### What to do
Reproduce, word for word, the passage of the Amberg news report between "The mayor of" and "daily Mittelbayerische Zeitung.", inclusive.

### Source extract
>>

A German far-right group has launched a vigilante street patrol in a Bavarian town where four Afghan and Iranian asylum seekers allegedly attacked passers-by last weekend, local authorities said Thursday.
The mayor of Amberg, Michael Cerny, said he was "shocked" after the extremist NPD party posted photos online of four people wearing red protective vests to create "safe spaces", including outside a refugee centre.
"I can understand the insecurity seen in some of the reactions of some Ambergers, but the hatred and the threats of violence from all over the country go way too far," Cerny told the local daily Mittelbayerische Zeitung.
Police said they were investigating the reports, which also said a group calling itself "Kraut/pol" had accused town authorities in an email of failing to protect the citizens of Amberg.

The site of Saturday's violence in Amberg. Source: Mittelbayerische Zeitung
Local police had last Saturday detained four men from Afghanistan and Iran, aged 17 to 19, who had allegedly drunkenly attacked passers-by at random.
Twelve people aged 16 to 42 were beaten and suffered mostly minor injuries, and a 17-year-old was treated for head wounds in hospital.
The case revived a simmering debate over immigration, integration and crime that has flared since the mass influx of over one million asylum seekers since 2015.

<<

### Source information
>>

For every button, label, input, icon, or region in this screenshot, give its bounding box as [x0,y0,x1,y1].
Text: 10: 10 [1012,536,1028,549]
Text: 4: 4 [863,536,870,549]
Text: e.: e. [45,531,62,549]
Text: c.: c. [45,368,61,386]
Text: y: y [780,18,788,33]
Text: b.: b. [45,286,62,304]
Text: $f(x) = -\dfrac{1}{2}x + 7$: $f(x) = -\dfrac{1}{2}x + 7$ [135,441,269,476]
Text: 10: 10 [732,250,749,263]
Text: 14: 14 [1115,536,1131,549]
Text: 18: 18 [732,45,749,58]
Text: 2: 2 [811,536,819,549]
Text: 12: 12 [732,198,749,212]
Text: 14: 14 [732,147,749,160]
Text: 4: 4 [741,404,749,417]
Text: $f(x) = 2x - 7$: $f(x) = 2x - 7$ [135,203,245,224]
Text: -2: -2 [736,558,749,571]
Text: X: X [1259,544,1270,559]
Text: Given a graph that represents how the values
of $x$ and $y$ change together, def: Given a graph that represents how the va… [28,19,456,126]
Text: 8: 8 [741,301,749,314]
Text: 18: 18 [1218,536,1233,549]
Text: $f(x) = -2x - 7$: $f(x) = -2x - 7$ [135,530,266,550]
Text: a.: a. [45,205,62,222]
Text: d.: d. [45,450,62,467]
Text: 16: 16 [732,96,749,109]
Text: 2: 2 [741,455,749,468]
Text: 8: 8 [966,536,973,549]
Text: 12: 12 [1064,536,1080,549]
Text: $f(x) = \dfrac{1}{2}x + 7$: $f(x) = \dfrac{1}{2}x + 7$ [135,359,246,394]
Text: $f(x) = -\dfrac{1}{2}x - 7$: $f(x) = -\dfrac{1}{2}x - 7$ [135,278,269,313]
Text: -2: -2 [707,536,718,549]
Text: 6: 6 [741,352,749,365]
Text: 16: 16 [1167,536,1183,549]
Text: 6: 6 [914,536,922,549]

<<

### Result of the task
The mayor of Amberg, Michael Cerny, said he was "shocked" after the extremist NPD party posted photos online of four people wearing red protective vests to create "safe spaces", including outside a refugee centre.
"I can understand the insecurity seen in some of the reactions of some Ambergers, but the hatred and the threats of violence from all over the country go way too far," Cerny told the local daily Mittelbayerische Zeitung.